**WRITTEN REQUEST**
Write out every row again with "Weekly Close" swapped for "Weekly Closing Price" wherever it appears, keeping everything else the same. Omit the pictures from your output.

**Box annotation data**
— start —

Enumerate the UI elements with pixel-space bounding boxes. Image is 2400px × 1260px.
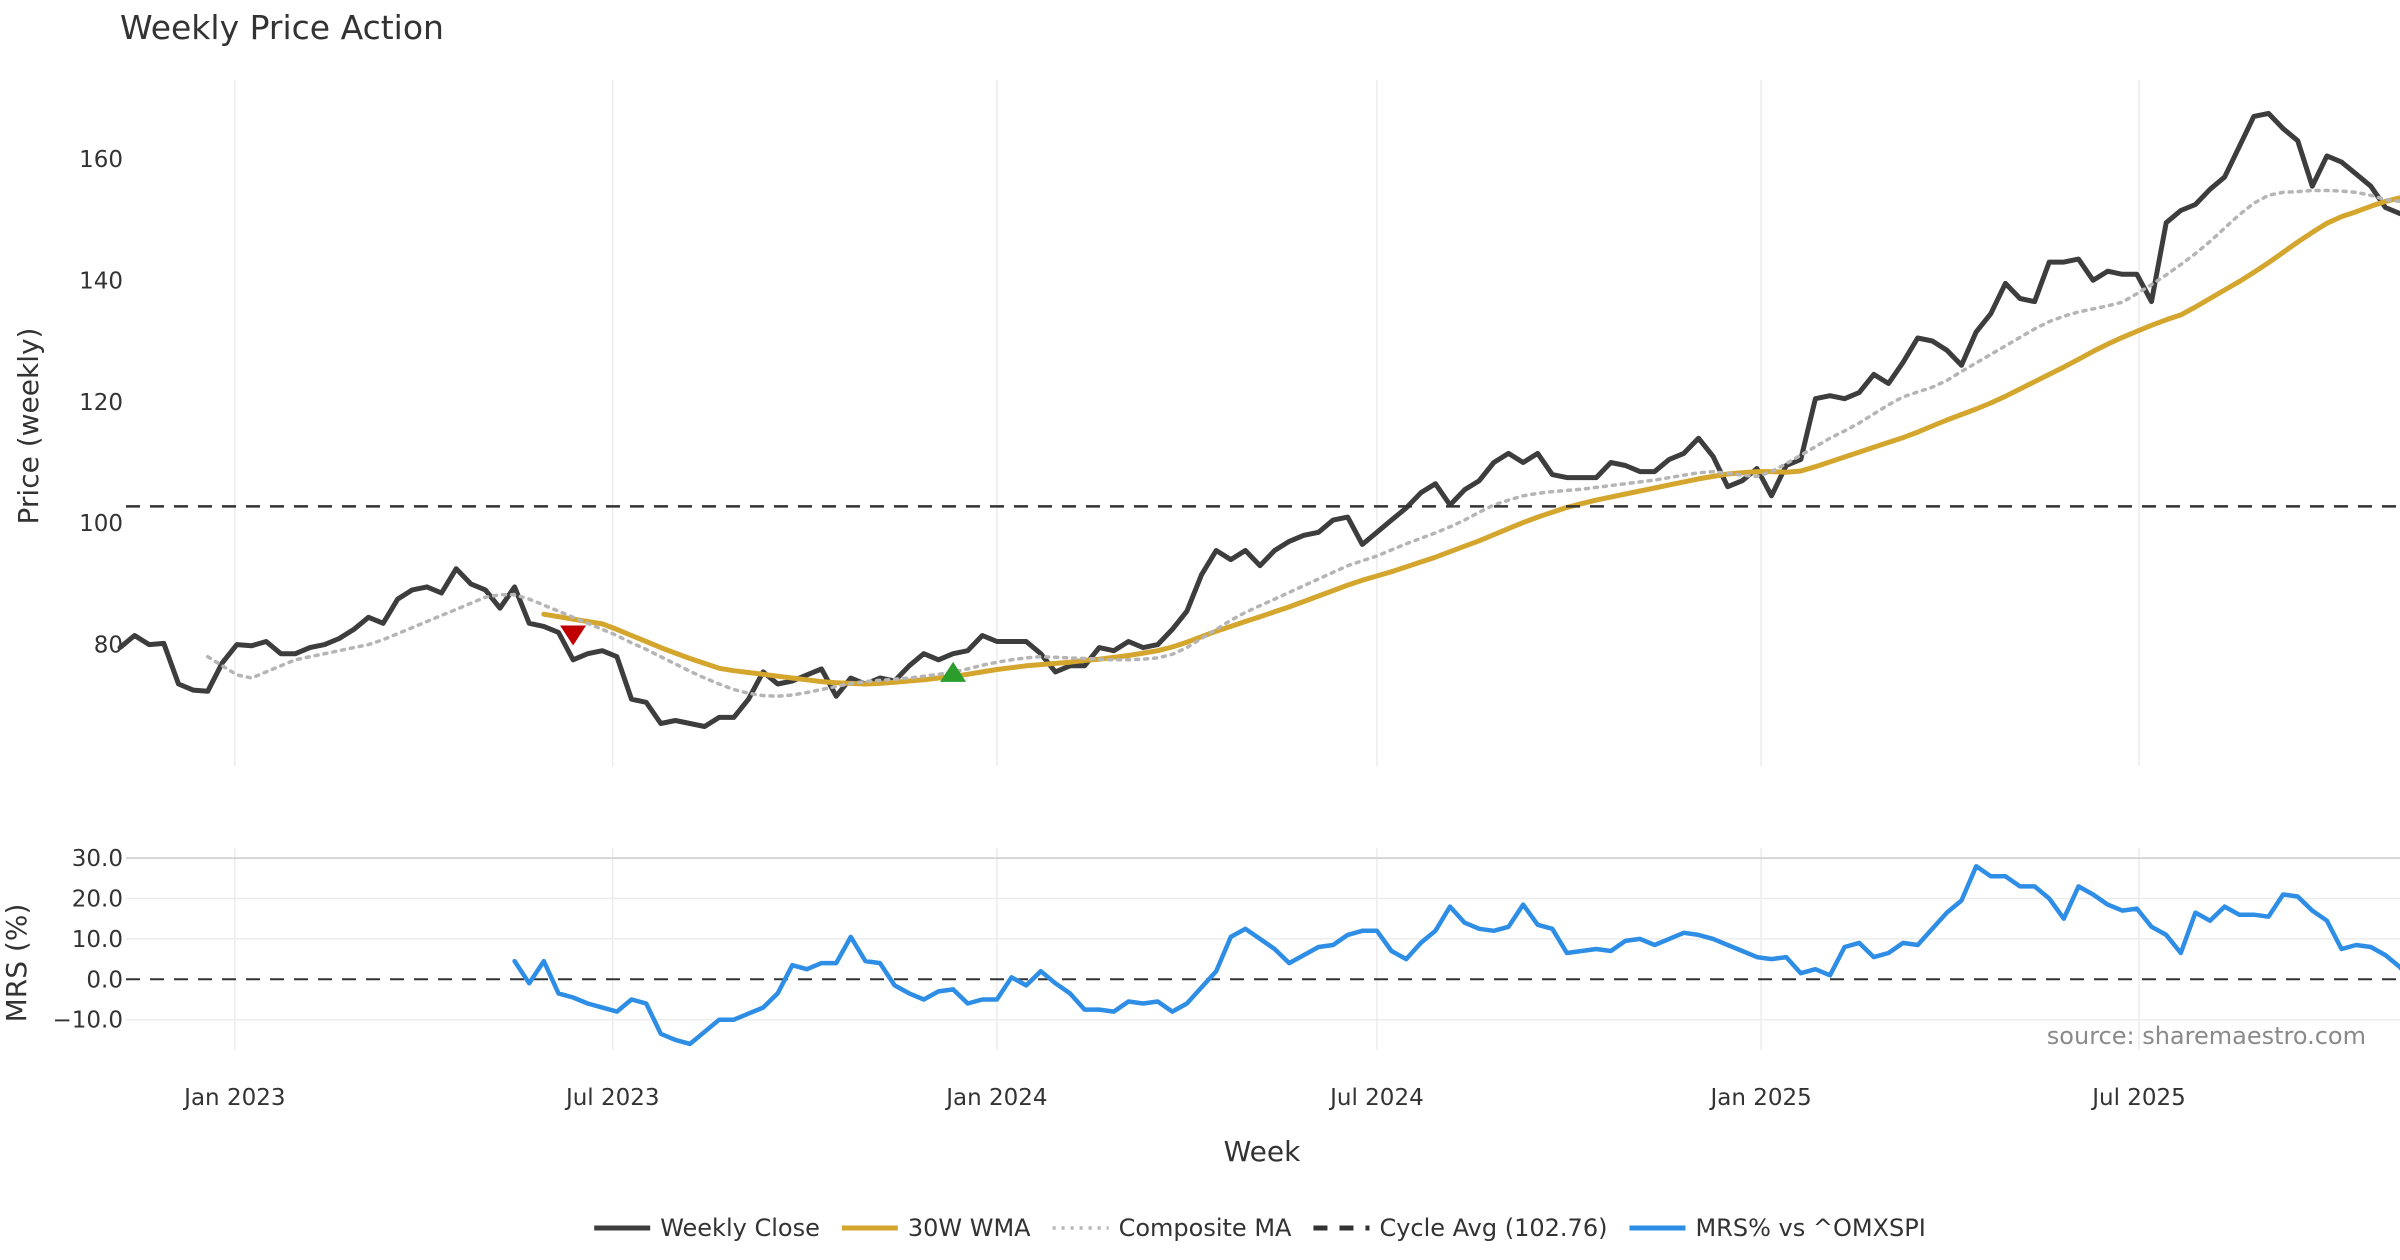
mrs-y-tick: 10.0 [72, 927, 123, 953]
signal-markers [560, 625, 967, 682]
legend-item-cycle-avg-102-76: Cycle Avg (102.76) [1313, 1214, 1607, 1242]
x-tick-label: Jan 2023 [182, 1085, 285, 1111]
legend-label: Weekly Close [660, 1214, 820, 1242]
mrs-lines [126, 863, 2400, 1047]
source-note: source: sharemaestro.com [2047, 1022, 2366, 1050]
price-y-tick: 160 [79, 147, 123, 173]
mrs-panel: −10.0 0.0 10.0 20.0 30.0 [53, 846, 2400, 1050]
series-composite-ma [205, 188, 2400, 698]
x-tick-label: Jul 2025 [2090, 1085, 2186, 1111]
x-tick-label: Jul 2024 [1328, 1085, 1424, 1111]
buy-signal-marker [940, 661, 967, 682]
chart-title: Weekly Price Action [120, 8, 444, 47]
mrs-y-tick: 30.0 [72, 846, 123, 872]
mrs-y-tick: 0.0 [86, 967, 123, 993]
legend-item-weekly-close: Weekly Close [594, 1214, 820, 1242]
sell-signal-marker [560, 625, 587, 646]
legend-label: MRS% vs ^OMXSPI [1695, 1214, 1925, 1242]
price-y-tick: 120 [79, 390, 123, 416]
x-tick-labels: Jan 2023 Jul 2023 Jan 2024 Jul 2024 Jan 2025… [182, 1085, 2186, 1111]
price-y-tick: 80 [94, 633, 123, 659]
x-tick-label: Jul 2023 [564, 1085, 660, 1111]
mrs-y-axis-label: MRS (%) [0, 904, 33, 1023]
legend-item-mrs-vs-omxspi: MRS% vs ^OMXSPI [1629, 1214, 1926, 1242]
price-y-ticks: 80 100 120 140 160 [79, 147, 123, 659]
series-mrs-vs-omxspi [512, 863, 2400, 1047]
x-tick-label: Jan 2024 [944, 1085, 1047, 1111]
price-y-axis-label: Price (weekly) [12, 328, 45, 525]
legend: Weekly Close 30W WMA Composite MA Cycle Avg… [594, 1214, 1926, 1242]
legend-label: 30W WMA [908, 1214, 1031, 1242]
price-y-tick: 140 [79, 268, 123, 294]
series-30w-wma [541, 195, 2400, 687]
mrs-y-tick: 20.0 [72, 887, 123, 913]
price-gridlines [234, 80, 2140, 766]
legend-item-30w-wma: 30W WMA [841, 1214, 1031, 1242]
legend-item-composite-ma: Composite MA [1052, 1214, 1292, 1242]
price-lines [117, 110, 2400, 729]
mrs-y-ticks: −10.0 0.0 10.0 20.0 30.0 [53, 846, 123, 1034]
price-y-tick: 100 [79, 511, 123, 537]
price-panel: 80 100 120 140 160 [79, 80, 2400, 766]
x-axis-label: Week [1224, 1135, 1301, 1168]
mrs-y-tick: −10.0 [53, 1008, 123, 1034]
series-weekly-close [117, 110, 2400, 729]
x-tick-label: Jan 2025 [1708, 1085, 1811, 1111]
legend-label: Composite MA [1119, 1214, 1292, 1242]
legend-label: Cycle Avg (102.76) [1379, 1214, 1607, 1242]
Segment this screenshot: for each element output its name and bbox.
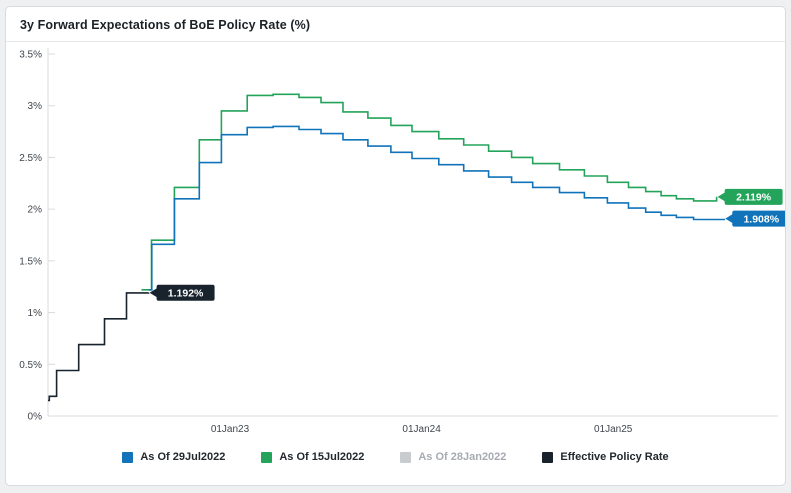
y-tick-label: 1.5% [19,256,42,267]
chart-title: 3y Forward Expectations of BoE Policy Ra… [20,18,311,32]
x-tick-label: 01Jan25 [594,424,633,435]
legend-item-as-of-29jul2022[interactable]: As Of 29Jul2022 [122,451,225,463]
series-line-blue [148,125,726,291]
chart-legend: As Of 29Jul2022 As Of 15Jul2022 As Of 28… [6,444,785,485]
y-tick-label: 3% [28,101,43,112]
legend-swatch-gray-icon [400,451,412,463]
legend-label: Effective Policy Rate [560,451,669,463]
series-line-green [141,93,718,291]
chart-card: 3y Forward Expectations of BoE Policy Ra… [5,6,786,486]
flag-arrow-green [717,191,727,203]
legend-swatch-green-icon [261,451,273,463]
legend-swatch-blue-icon [122,451,134,463]
chart-svg: 0% 0.5% 1% 1.5% 2% 2.5% 3% 3.5% 01Jan23 01Jan24 01… [19,48,785,435]
legend-label: As Of 15Jul2022 [279,451,365,463]
y-tick-label: 3.5% [19,50,42,61]
legend-swatch-dark-icon [542,451,554,463]
y-tick-label: 1% [28,308,43,319]
legend-label: As Of 28Jan2022 [418,451,507,463]
chart-header: 3y Forward Expectations of BoE Policy Ra… [6,7,785,42]
flag-value-dark: 1.192% [168,288,204,300]
series-line-dark [48,292,150,402]
flag-box-blue [732,210,785,227]
y-tick-label: 0% [28,412,43,423]
x-tick-label: 01Jan24 [402,424,441,435]
flag-box-green [724,188,783,205]
flag-value-green: 2.119% [736,192,772,204]
y-tick-label: 2% [28,205,43,216]
flag-value-blue: 1.908% [743,213,779,225]
chart-plot-area: 0% 0.5% 1% 1.5% 2% 2.5% 3% 3.5% 01Jan23 01Jan24 01… [6,42,785,444]
legend-item-as-of-15jul2022[interactable]: As Of 15Jul2022 [261,451,364,463]
flag-arrow-dark [149,287,159,299]
x-tick-label: 01Jan23 [211,424,250,435]
legend-item-as-of-28jan2022[interactable]: As Of 28Jan2022 [400,451,506,463]
y-tick-label: 0.5% [19,360,42,371]
legend-label: As Of 29Jul2022 [140,451,226,463]
y-tick-label: 2.5% [19,153,42,164]
legend-item-effective-policy-rate[interactable]: Effective Policy Rate [542,451,669,463]
flag-arrow-blue [725,213,735,225]
flag-box-dark [156,284,215,301]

— end —

**RESPONSE BELOW**
Enumerate the UI elements with pixel-space bounding boxes. Image is 2400px × 1260px.
mrs-y-tick: 10.0 [72, 927, 123, 953]
signal-markers [560, 625, 967, 682]
legend-item-cycle-avg-102-76: Cycle Avg (102.76) [1313, 1214, 1607, 1242]
x-tick-label: Jan 2023 [182, 1085, 285, 1111]
legend-label: Weekly Closing Price [660, 1214, 820, 1242]
mrs-lines [126, 863, 2400, 1047]
source-note: source: sharemaestro.com [2047, 1022, 2366, 1050]
price-y-tick: 160 [79, 147, 123, 173]
mrs-panel: −10.0 0.0 10.0 20.0 30.0 [53, 846, 2400, 1050]
series-composite-ma [205, 188, 2400, 698]
x-tick-label: Jul 2025 [2090, 1085, 2186, 1111]
x-tick-label: Jul 2024 [1328, 1085, 1424, 1111]
buy-signal-marker [940, 661, 967, 682]
chart-title: Weekly Price Action [120, 8, 444, 47]
mrs-y-tick: 30.0 [72, 846, 123, 872]
mrs-y-tick: 0.0 [86, 967, 123, 993]
legend-item-weekly-close: Weekly Closing Price [594, 1214, 820, 1242]
sell-signal-marker [560, 625, 587, 646]
legend-label: MRS% vs ^OMXSPI [1695, 1214, 1925, 1242]
price-y-tick: 120 [79, 390, 123, 416]
x-tick-labels: Jan 2023 Jul 2023 Jan 2024 Jul 2024 Jan 2025… [182, 1085, 2186, 1111]
price-y-tick: 80 [94, 633, 123, 659]
x-tick-label: Jul 2023 [564, 1085, 660, 1111]
mrs-y-axis-label: MRS (%) [0, 904, 33, 1023]
legend-item-mrs-vs-omxspi: MRS% vs ^OMXSPI [1629, 1214, 1926, 1242]
price-y-ticks: 80 100 120 140 160 [79, 147, 123, 659]
series-mrs-vs-omxspi [512, 863, 2400, 1047]
x-tick-label: Jan 2024 [944, 1085, 1047, 1111]
price-y-axis-label: Price (weekly) [12, 328, 45, 525]
legend: Weekly Closing Price 30W WMA Composite MA Cycle Avg… [594, 1214, 1926, 1242]
legend-label: 30W WMA [908, 1214, 1031, 1242]
price-y-tick: 140 [79, 268, 123, 294]
series-30w-wma [541, 195, 2400, 687]
mrs-y-tick: 20.0 [72, 887, 123, 913]
price-gridlines [234, 80, 2140, 766]
legend-item-30w-wma: 30W WMA [841, 1214, 1031, 1242]
legend-item-composite-ma: Composite MA [1052, 1214, 1292, 1242]
price-lines [117, 110, 2400, 729]
mrs-y-ticks: −10.0 0.0 10.0 20.0 30.0 [53, 846, 123, 1034]
price-y-tick: 100 [79, 511, 123, 537]
price-panel: 80 100 120 140 160 [79, 80, 2400, 766]
x-axis-label: Week [1224, 1135, 1301, 1168]
mrs-y-tick: −10.0 [53, 1008, 123, 1034]
series-weekly-close [117, 110, 2400, 729]
x-tick-label: Jan 2025 [1708, 1085, 1811, 1111]
legend-label: Composite MA [1119, 1214, 1292, 1242]
legend-label: Cycle Avg (102.76) [1379, 1214, 1607, 1242]
Segment this screenshot: for each element output its name and bbox.
y-tick-label: 1.5% [19,256,42,267]
chart-title: 3y Forward Expectations of BoE Policy Ra… [20,18,311,32]
x-tick-label: 01Jan25 [594,424,633,435]
legend-item-as-of-29jul2022[interactable]: As Of 29Jul2022 [122,451,225,463]
series-line-blue [148,125,726,291]
chart-legend: As Of 29Jul2022 As Of 15Jul2022 As Of 28… [6,444,785,485]
y-tick-label: 3% [28,101,43,112]
legend-swatch-gray-icon [400,451,412,463]
legend-label: Effective Policy Rate [560,451,669,463]
series-line-green [141,93,718,291]
chart-card: 3y Forward Expectations of BoE Policy Ra… [5,6,786,486]
flag-arrow-green [717,191,727,203]
legend-swatch-green-icon [261,451,273,463]
legend-swatch-blue-icon [122,451,134,463]
chart-svg: 0% 0.5% 1% 1.5% 2% 2.5% 3% 3.5% 01Jan23 01Jan24 01… [19,48,785,435]
legend-label: As Of 15Jul2022 [279,451,365,463]
y-tick-label: 3.5% [19,50,42,61]
legend-swatch-dark-icon [542,451,554,463]
y-tick-label: 1% [28,308,43,319]
legend-label: As Of 28Jan2022 [418,451,507,463]
chart-header: 3y Forward Expectations of BoE Policy Ra… [6,7,785,42]
flag-value-dark: 1.192% [168,288,204,300]
series-line-dark [48,292,150,402]
flag-box-blue [732,210,785,227]
y-tick-label: 0% [28,412,43,423]
x-tick-label: 01Jan24 [402,424,441,435]
flag-box-green [724,188,783,205]
flag-value-green: 2.119% [736,192,772,204]
y-tick-label: 2% [28,205,43,216]
flag-value-blue: 1.908% [743,213,779,225]
chart-plot-area: 0% 0.5% 1% 1.5% 2% 2.5% 3% 3.5% 01Jan23 01Jan24 01… [6,42,785,444]
legend-item-as-of-15jul2022[interactable]: As Of 15Jul2022 [261,451,364,463]
flag-arrow-dark [149,287,159,299]
x-tick-label: 01Jan23 [211,424,250,435]
legend-item-as-of-28jan2022[interactable]: As Of 28Jan2022 [400,451,506,463]
y-tick-label: 0.5% [19,360,42,371]
legend-label: As Of 29Jul2022 [140,451,226,463]
y-tick-label: 2.5% [19,153,42,164]
legend-item-effective-policy-rate[interactable]: Effective Policy Rate [542,451,669,463]
flag-arrow-blue [725,213,735,225]
flag-box-dark [156,284,215,301]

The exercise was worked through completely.